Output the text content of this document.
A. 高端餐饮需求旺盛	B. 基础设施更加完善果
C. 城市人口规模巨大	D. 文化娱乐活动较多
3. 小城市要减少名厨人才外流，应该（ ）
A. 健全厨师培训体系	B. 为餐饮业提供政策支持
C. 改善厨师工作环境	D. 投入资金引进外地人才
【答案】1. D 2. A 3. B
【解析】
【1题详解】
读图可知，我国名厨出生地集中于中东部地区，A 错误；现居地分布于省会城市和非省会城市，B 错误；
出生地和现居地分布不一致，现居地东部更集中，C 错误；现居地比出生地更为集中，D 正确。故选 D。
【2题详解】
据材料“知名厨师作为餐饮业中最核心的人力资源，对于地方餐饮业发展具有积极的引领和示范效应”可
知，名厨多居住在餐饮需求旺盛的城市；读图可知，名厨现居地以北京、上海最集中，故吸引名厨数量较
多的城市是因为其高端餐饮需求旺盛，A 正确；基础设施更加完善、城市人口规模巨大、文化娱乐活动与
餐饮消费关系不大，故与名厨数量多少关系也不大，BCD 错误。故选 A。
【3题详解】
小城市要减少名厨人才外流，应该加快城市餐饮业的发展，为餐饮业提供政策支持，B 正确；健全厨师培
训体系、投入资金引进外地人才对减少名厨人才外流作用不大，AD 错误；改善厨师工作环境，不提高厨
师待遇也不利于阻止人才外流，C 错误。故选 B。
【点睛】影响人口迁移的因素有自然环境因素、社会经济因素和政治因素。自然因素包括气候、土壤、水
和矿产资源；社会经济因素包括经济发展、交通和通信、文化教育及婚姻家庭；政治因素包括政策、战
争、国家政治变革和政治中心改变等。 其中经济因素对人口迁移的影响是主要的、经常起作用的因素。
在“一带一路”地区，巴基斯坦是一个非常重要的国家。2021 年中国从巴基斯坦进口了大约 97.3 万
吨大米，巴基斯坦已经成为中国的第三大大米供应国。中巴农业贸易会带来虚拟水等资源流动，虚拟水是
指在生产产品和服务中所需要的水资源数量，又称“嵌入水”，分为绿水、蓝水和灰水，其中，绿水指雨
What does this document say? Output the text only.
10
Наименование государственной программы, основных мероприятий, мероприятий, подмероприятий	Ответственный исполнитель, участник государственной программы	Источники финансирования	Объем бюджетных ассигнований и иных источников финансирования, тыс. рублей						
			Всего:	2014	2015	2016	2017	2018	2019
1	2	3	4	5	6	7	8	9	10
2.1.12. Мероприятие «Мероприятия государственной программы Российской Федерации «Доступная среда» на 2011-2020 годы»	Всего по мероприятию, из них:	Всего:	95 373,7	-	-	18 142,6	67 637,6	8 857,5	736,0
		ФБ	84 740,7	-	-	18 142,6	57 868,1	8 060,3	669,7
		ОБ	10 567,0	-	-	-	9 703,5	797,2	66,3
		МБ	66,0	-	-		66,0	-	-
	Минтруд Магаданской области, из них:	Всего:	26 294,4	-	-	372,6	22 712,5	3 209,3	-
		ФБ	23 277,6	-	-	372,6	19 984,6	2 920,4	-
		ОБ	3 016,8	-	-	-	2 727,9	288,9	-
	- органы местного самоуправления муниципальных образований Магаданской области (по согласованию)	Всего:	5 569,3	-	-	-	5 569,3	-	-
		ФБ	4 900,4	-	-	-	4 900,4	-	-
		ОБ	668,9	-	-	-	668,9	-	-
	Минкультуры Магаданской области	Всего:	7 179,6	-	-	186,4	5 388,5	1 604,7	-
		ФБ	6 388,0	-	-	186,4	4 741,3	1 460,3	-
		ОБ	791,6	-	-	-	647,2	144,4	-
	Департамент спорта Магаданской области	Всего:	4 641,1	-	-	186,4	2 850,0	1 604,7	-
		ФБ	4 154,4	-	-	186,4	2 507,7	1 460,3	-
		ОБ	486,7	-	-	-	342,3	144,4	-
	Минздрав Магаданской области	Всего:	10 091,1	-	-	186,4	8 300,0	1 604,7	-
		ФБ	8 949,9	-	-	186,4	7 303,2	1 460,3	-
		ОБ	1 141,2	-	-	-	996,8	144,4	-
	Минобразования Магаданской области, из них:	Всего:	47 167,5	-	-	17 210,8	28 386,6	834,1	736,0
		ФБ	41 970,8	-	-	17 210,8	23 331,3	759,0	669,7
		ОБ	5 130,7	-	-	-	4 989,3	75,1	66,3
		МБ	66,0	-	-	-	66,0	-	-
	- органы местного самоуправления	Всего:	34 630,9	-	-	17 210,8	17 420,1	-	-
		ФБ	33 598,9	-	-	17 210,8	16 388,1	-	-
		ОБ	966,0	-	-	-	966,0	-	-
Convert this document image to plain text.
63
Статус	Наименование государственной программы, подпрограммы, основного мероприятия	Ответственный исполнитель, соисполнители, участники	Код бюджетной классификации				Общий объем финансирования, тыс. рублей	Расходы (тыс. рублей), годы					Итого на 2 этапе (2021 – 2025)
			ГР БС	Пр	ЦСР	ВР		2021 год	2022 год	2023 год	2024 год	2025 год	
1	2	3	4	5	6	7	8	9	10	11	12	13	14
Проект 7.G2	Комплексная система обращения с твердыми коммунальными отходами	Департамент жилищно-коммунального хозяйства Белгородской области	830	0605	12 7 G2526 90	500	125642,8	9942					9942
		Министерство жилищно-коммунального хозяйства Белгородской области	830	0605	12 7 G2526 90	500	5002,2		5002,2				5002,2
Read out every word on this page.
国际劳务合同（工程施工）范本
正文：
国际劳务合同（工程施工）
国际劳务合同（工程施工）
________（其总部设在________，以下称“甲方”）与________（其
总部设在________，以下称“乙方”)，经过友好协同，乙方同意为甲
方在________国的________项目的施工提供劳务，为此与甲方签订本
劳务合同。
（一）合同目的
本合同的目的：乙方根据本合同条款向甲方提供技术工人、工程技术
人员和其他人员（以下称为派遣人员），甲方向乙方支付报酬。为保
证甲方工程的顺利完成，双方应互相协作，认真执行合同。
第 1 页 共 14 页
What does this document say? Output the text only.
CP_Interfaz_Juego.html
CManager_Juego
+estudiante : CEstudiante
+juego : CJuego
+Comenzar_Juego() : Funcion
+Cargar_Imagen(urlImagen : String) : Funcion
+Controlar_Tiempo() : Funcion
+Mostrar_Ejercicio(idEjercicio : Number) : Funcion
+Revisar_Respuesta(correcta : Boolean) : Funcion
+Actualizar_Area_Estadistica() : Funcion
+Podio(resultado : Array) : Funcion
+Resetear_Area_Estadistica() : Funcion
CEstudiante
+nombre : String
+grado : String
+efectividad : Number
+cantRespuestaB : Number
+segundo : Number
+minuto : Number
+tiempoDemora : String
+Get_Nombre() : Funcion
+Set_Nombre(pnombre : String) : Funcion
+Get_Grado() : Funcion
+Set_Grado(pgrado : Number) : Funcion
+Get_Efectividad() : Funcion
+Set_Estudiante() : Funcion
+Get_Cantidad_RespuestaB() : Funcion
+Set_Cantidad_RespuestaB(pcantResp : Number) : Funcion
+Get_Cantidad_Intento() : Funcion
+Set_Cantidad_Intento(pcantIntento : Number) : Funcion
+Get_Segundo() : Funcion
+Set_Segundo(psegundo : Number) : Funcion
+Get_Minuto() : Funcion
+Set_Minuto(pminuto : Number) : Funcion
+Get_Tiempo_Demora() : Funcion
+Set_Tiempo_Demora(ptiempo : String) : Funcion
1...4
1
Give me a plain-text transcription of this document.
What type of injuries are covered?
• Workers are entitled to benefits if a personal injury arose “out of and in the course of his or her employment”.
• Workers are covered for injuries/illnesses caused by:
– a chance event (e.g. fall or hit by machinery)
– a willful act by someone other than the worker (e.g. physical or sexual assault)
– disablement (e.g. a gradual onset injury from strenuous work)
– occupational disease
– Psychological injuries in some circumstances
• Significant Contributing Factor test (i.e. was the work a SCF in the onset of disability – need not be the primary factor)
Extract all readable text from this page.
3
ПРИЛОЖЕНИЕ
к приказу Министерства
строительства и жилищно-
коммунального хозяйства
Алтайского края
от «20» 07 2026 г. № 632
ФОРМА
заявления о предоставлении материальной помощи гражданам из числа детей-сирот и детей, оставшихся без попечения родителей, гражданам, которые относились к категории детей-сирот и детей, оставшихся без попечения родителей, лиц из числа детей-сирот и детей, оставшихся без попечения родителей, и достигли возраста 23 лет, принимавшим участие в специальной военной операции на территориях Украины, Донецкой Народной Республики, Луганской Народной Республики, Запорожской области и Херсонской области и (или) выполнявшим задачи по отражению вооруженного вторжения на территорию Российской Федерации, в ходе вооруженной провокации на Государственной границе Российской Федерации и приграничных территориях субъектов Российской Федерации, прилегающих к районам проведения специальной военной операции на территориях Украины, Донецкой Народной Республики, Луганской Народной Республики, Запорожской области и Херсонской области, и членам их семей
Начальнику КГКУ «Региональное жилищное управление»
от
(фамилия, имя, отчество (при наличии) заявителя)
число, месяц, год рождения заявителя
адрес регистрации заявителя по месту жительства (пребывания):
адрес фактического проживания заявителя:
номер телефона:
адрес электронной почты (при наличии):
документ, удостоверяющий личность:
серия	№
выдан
################
## Stated exercise
Show the lines of the data that hold the word "Департамент".

## Exercise result
	Департамент спорта Магаданской области	Всего:	4 641,1	-	-	186,4	2 850,0	1 604,7	-
Проект 7.G2	Комплексная система обращения с твердыми коммунальными отходами	Департамент жилищно-коммунального хозяйства Белгородской области	830	0605	12 7 G2526 90	500	125642,8	9942					9942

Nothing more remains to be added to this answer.